**Passage to read**:
----

‘Rafiki,’ a Queer Love Story Banned In Its Home Country of Kenya, Is a Must-See Film

· Updated on November 7, 2018

TORONTO — There’s a moment in Rafiki where the camera slows down as Kena (Samantha Mugatsia), the film’s protagonist, watches Ziki (Sheila Munyiva), the young girl she’s falling for, dance in front of her for the first time. It’s the first time the film plays with the elasticity of time and it’s also the moment you realize just how invested you’ve become in Kena and Ziki, the couple central to the film’s story.

“I wanted us to feel the sense of being watched and looked at, and also when somebody looks at you in love,” the film’s director Wanuri Kahiu told INTO in an interview at the Toronto International Film Festival. After debuting in May at Cannes, the film was screening at TIFF. The scene is the first time Ziki, the colorful, bewildering love interest to Kena’s more staid protagonist, makes a real play for Kena’s affection. They are on a date far from their neighborhood of the Slopes outside of Kenya’s capital, Nairobi.

----

**Set of tasks**:
[A] Transcribe the passage of the review of the film Rafiki that begins with the words "TORONTO — There’s" and ends with the words "the film’s story.".
[B] In the records, rename "bullet-icon" to "bullet-marker" in the lines from the one that contains "frame-bar-right-outer: [706, 31, 709, 521]" through the one that contains "bullet-list: [28, 120, 648, 369]". Reproduce only those lines, with everything else unchanged.
The records that follow are unrelated to the film review above.

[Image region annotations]
----

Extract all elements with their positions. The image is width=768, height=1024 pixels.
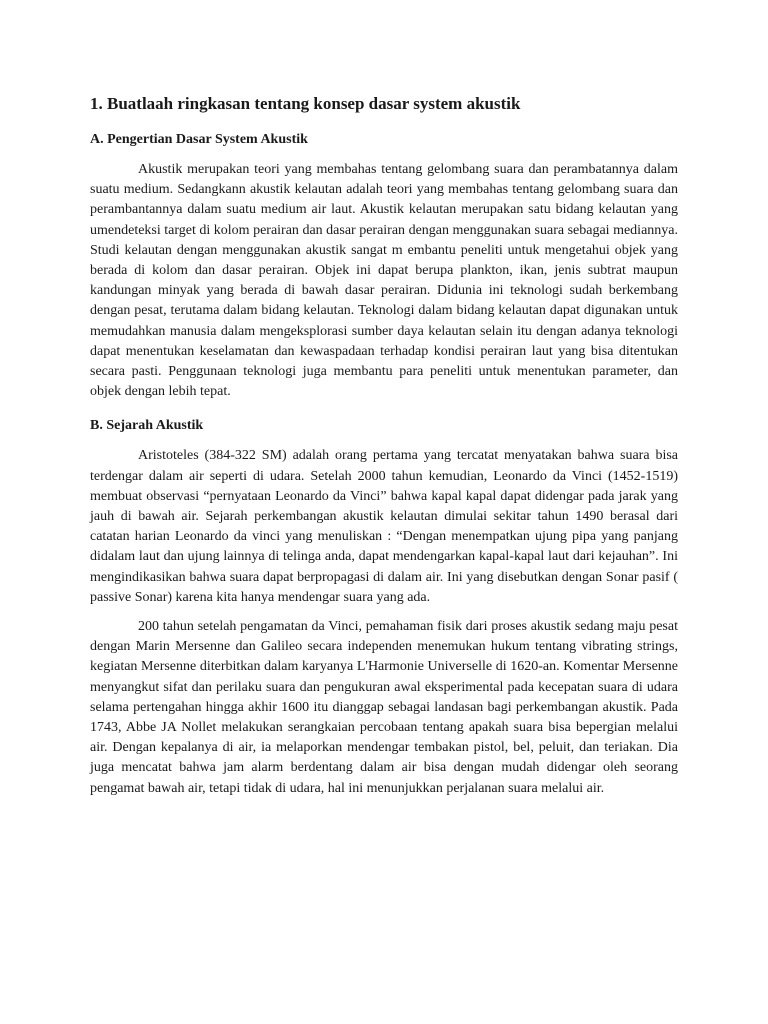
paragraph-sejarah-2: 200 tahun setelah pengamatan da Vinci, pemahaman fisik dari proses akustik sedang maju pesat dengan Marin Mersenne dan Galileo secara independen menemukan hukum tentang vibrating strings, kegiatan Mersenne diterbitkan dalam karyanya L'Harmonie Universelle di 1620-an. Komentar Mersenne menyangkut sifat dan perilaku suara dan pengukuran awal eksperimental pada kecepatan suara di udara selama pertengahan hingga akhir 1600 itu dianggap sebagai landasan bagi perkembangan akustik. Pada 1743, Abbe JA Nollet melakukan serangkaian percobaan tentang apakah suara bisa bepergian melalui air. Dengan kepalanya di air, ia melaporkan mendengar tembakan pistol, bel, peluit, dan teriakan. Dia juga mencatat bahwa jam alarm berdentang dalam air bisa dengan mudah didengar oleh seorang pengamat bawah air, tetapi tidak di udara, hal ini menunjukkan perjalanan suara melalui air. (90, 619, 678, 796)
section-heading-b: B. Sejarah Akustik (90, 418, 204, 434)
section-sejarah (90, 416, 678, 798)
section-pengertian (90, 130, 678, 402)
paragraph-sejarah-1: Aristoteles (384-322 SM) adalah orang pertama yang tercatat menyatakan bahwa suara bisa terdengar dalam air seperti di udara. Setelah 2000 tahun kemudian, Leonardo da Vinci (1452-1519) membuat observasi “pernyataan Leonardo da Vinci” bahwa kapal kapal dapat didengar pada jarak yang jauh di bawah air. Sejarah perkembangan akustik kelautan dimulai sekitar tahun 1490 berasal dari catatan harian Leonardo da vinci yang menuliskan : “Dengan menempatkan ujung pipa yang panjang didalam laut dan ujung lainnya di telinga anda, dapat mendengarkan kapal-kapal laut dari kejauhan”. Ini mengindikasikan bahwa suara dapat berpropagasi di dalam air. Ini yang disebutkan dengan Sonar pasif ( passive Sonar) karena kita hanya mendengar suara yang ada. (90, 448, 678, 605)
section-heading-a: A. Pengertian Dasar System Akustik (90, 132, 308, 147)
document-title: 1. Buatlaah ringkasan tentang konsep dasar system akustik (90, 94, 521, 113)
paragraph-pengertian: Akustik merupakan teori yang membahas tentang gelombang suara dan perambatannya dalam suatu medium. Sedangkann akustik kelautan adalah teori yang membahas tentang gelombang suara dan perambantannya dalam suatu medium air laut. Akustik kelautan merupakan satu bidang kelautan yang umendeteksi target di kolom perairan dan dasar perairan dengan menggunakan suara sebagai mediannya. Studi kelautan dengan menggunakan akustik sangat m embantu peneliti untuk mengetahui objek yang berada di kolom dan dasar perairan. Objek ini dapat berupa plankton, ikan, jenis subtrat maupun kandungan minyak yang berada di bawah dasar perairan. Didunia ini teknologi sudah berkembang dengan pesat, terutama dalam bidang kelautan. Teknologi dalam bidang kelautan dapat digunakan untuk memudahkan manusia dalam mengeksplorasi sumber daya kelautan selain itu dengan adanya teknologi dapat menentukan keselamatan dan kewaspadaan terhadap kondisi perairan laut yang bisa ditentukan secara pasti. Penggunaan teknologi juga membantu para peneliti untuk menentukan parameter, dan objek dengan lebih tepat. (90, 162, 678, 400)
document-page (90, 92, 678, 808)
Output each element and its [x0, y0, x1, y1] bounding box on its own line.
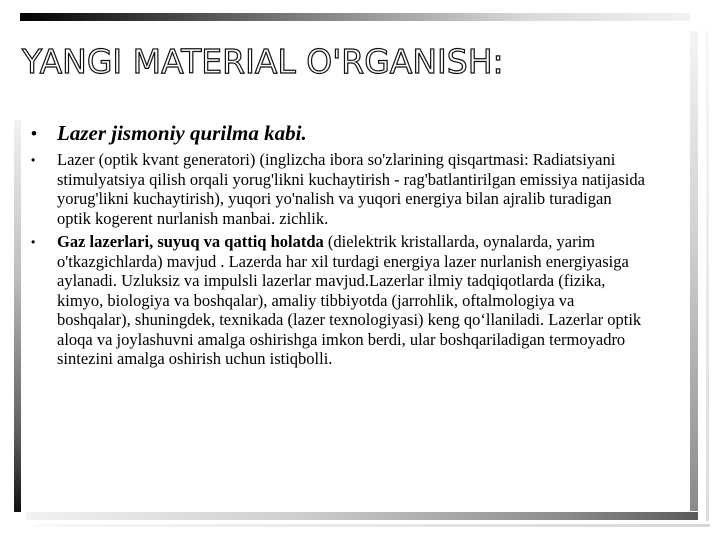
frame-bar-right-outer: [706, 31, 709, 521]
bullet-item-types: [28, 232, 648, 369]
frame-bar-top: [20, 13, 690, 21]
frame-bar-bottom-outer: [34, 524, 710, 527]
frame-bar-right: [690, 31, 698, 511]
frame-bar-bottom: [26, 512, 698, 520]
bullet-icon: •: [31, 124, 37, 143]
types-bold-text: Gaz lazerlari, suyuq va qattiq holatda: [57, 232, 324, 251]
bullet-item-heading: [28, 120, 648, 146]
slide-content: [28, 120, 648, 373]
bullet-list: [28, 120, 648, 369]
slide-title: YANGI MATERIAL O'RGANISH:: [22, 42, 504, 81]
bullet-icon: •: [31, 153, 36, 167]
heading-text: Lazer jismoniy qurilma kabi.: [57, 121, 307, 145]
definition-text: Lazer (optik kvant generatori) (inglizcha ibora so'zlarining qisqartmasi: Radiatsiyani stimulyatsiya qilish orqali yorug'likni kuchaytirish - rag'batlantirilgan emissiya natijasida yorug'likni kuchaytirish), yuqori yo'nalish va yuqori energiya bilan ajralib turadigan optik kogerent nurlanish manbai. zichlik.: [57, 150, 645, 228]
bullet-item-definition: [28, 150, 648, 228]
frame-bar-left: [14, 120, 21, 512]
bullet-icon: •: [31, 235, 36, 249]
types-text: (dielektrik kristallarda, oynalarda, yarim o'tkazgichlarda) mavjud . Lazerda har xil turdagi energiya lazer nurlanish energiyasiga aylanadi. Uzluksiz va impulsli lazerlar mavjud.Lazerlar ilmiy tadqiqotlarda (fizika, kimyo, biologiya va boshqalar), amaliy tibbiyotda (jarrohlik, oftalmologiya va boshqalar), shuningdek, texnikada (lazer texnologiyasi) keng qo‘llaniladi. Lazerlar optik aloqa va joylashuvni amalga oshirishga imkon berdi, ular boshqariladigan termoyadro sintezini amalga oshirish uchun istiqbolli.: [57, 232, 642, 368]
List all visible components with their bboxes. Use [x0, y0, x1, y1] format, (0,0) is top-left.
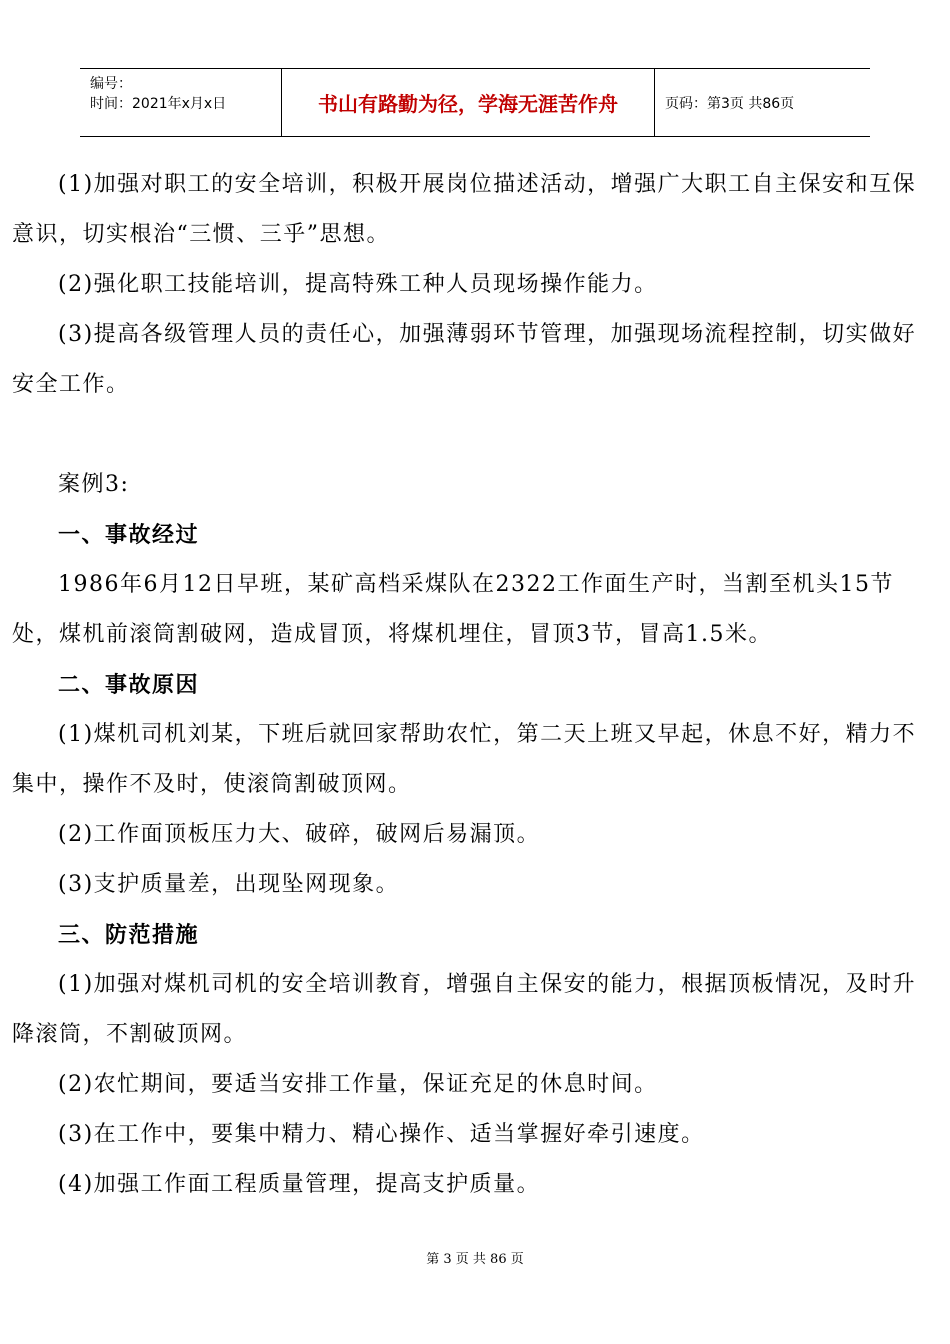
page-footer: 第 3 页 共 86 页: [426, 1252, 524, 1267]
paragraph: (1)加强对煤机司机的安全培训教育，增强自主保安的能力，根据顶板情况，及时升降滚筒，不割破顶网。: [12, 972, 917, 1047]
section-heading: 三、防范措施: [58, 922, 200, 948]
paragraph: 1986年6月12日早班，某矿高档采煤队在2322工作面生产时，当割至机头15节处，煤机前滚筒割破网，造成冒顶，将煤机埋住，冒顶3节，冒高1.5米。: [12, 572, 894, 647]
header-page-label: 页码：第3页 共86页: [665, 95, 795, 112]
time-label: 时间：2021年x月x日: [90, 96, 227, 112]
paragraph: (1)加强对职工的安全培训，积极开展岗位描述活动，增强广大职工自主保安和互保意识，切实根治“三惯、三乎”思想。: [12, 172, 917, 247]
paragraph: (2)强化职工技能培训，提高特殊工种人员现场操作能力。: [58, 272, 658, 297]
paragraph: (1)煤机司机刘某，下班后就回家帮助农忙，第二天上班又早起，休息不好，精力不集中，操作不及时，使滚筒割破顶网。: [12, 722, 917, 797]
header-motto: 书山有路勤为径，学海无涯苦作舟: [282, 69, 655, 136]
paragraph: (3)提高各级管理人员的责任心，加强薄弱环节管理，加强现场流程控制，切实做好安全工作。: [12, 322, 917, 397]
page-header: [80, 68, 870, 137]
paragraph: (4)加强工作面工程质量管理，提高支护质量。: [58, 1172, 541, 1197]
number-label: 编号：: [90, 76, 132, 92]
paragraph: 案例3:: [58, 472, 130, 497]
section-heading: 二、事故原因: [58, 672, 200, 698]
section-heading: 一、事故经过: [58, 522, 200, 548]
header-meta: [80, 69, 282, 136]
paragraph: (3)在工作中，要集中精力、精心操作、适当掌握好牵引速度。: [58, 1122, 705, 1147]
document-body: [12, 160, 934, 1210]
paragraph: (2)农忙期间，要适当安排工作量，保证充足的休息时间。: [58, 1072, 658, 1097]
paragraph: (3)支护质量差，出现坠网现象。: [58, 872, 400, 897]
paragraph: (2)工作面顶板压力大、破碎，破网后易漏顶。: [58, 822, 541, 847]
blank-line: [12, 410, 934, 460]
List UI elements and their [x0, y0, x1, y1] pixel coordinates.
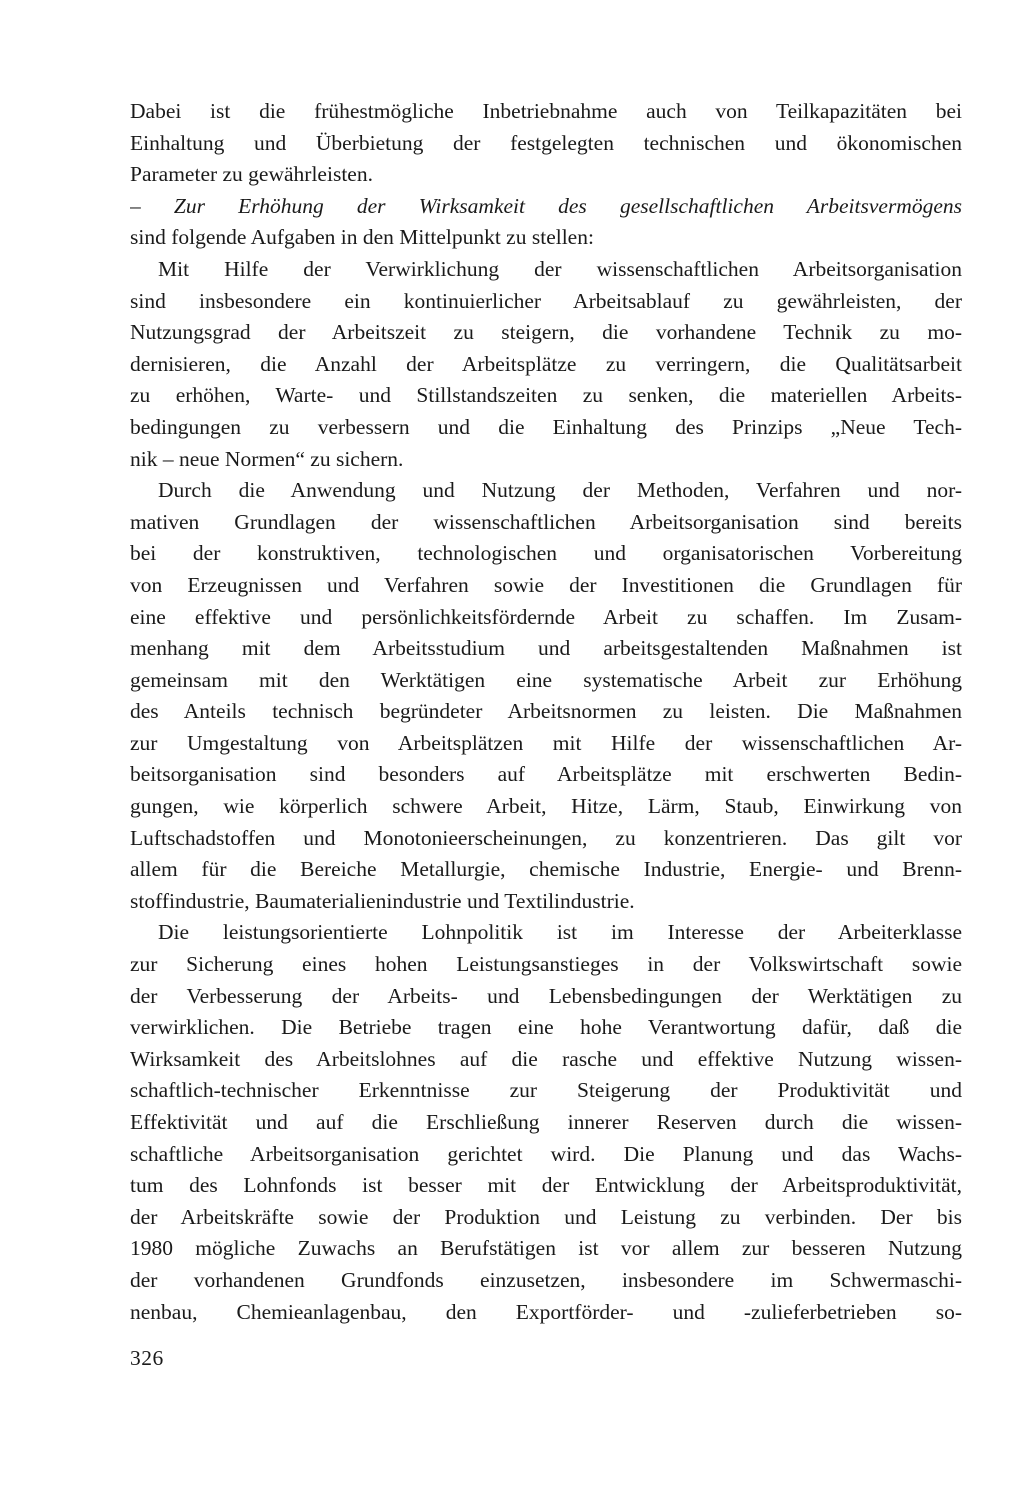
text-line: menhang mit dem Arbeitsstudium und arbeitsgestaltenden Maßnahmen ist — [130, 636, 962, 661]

----

**Expected outputs**:
[A]
TORONTO — There’s a moment in Rafiki where the camera slows down as Kena (Samantha Mugatsia), the film’s protagonist, watches Ziki (Sheila Munyiva), the young girl she’s falling for, dance in front of her for the first time. It’s the first time the film plays with the elasticity of time and it’s also the moment you realize just how invested you’ve become in Kena and Ziki, the couple central to the film’s story.

[B]
frame-bar-right-outer: [706, 31, 709, 521]
bullet-item-types: [28, 232, 648, 369]
frame-bar-top: [20, 13, 690, 21]
frame-bar-bottom-outer: [34, 524, 710, 527]
frame-bar-right: [690, 31, 698, 511]
frame-bar-bottom: [26, 512, 698, 520]
bullet-marker: •: [31, 124, 37, 143]
types-bold-text: Gaz lazerlari, suyuq va qattiq holatda: [57, 232, 324, 251]
bullet-item-heading: [28, 120, 648, 146]
slide-content: [28, 120, 648, 373]
bullet-list: [28, 120, 648, 369]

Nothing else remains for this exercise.